# Given instruction:
Your task is to transcribe all the entries exactly, excluding pictures.

** start Dataset records **

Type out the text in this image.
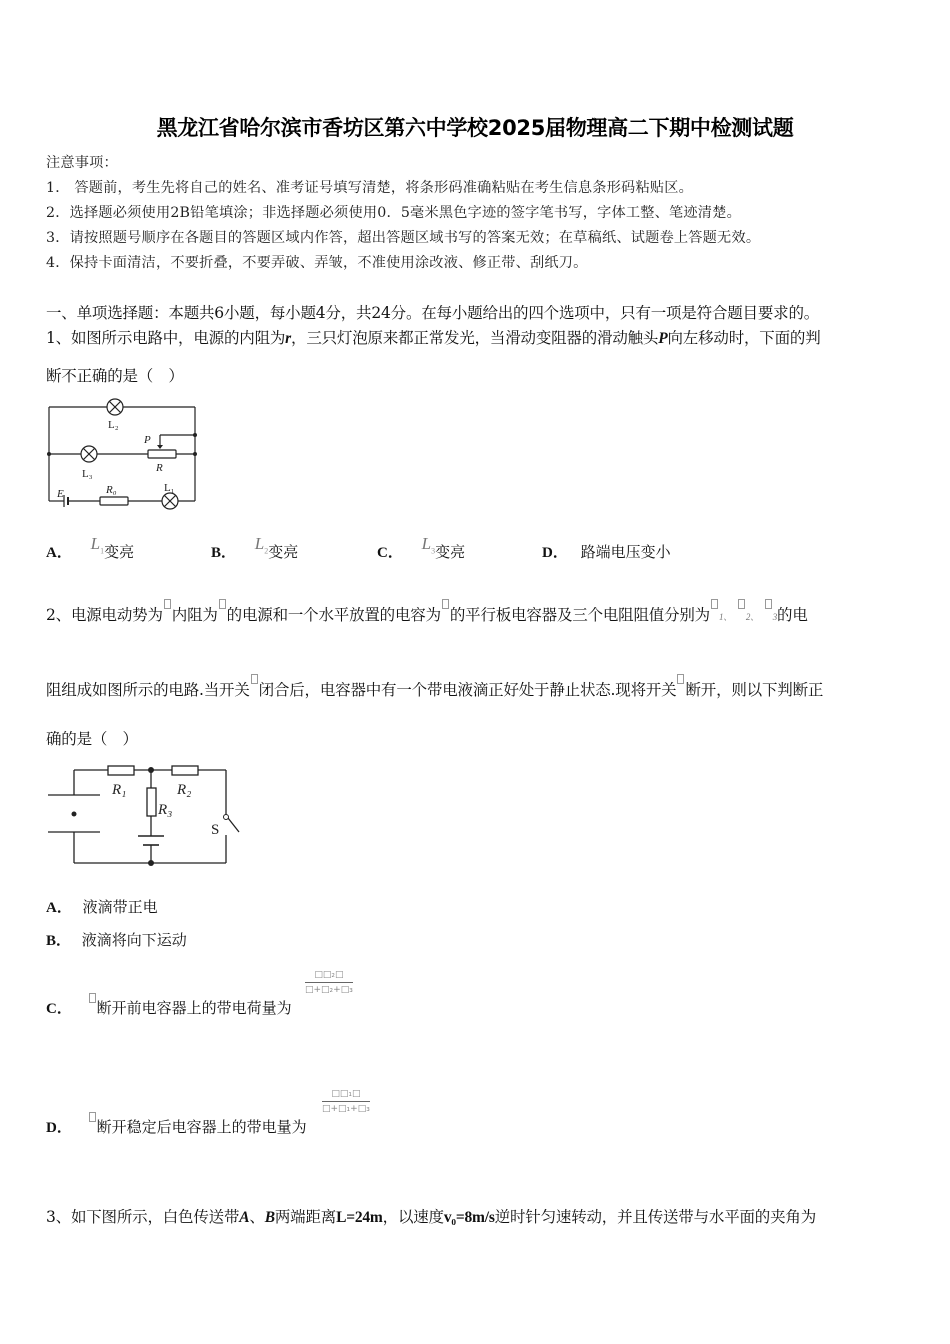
黑龙江省哈尔滨市香坊区第六中学校2025届物理高二下期中检测试题
注意事项：
1． 答题前，考生先将自己的姓名、准考证号填写清楚，将条形码准确粘贴在考生信息条形码粘贴区。
2．选择题必须使用2B铅笔填涂；非选择题必须使用0．5毫米黑色字迹的签字笔书写，字体工整、笔迹清楚。
3．请按照题号顺序在各题目的答题区域内作答，超出答题区域书写的答案无效；在草稿纸、试题卷上答题无效。
4．保持卡面清洁，不要折叠，不要弄破、弄皱，不准使用涂改液、修正带、刮纸刀。
一、单项选择题：本题共6小题，每小题4分，共24分。在每小题给出的四个选项中，只有一项是符合题目要求的。
1、如图所示电路中，电源的内阻为r，三只灯泡原来都正常发光，当滑动变阻器的滑动触头P向左移动时，下面的判
断不正确的是（　）
L₂
L₃
L₁
P
R
E	R₀
A． $L_1$变亮	B． $L_2$变亮	C． $L_3$变亮	D． 路端电压变小
2、电源电动势为 内阻为 的电源和一个水平放置的电容为 的平行板电容器及三个电阻阻值分别为 1、 2、 3的电
阻组成如图所示的电路.当开关 闭合后，电容器中有一个带电液滴正好处于静止状态.现将开关 断开，则以下判断正
确的是（　）
R₁	R₂
R₃
S
A． 液滴带正电
B． 液滴将向下运动
C． 断开前电容器上的带电荷量为
□□₂□
□+□₂+□₃
D． 断开稳定后电容器上的带电量为
□□₁□
□+□₁+□₃
3、如下图所示，白色传送带A、B两端距离L=24m，以速度v₀=8m/s逆时针匀速转动，并且传送带与水平面的夹角为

** end Dataset records **

# Reply:
Type out the text in this image.
黑龙江省哈尔滨市香坊区第六中学校2025届物理高二下期中检测试题
注意事项：
1． 答题前，考生先将自己的姓名、准考证号填写清楚，将条形码准确粘贴在考生信息条形码粘贴区。
2．选择题必须使用2B铅笔填涂；非选择题必须使用0．5毫米黑色字迹的签字笔书写，字体工整、笔迹清楚。
3．请按照题号顺序在各题目的答题区域内作答，超出答题区域书写的答案无效；在草稿纸、试题卷上答题无效。
4．保持卡面清洁，不要折叠，不要弄破、弄皱，不准使用涂改液、修正带、刮纸刀。
一、单项选择题：本题共6小题，每小题4分，共24分。在每小题给出的四个选项中，只有一项是符合题目要求的。
1、如图所示电路中，电源的内阻为r，三只灯泡原来都正常发光，当滑动变阻器的滑动触头P向左移动时，下面的判
断不正确的是（　）
L₂
L₃
L₁
P
R
E	R₀
A． $L_1$变亮	B． $L_2$变亮	C． $L_3$变亮	D． 路端电压变小
2、电源电动势为 内阻为 的电源和一个水平放置的电容为 的平行板电容器及三个电阻阻值分别为 1、 2、 3的电
阻组成如图所示的电路.当开关 闭合后，电容器中有一个带电液滴正好处于静止状态.现将开关 断开，则以下判断正
确的是（　）
R₁	R₂
R₃
S
A． 液滴带正电
B． 液滴将向下运动
C． 断开前电容器上的带电荷量为
□□₂□
□+□₂+□₃
D． 断开稳定后电容器上的带电量为
□□₁□
□+□₁+□₃
3、如下图所示，白色传送带A、B两端距离L=24m，以速度v₀=8m/s逆时针匀速转动，并且传送带与水平面的夹角为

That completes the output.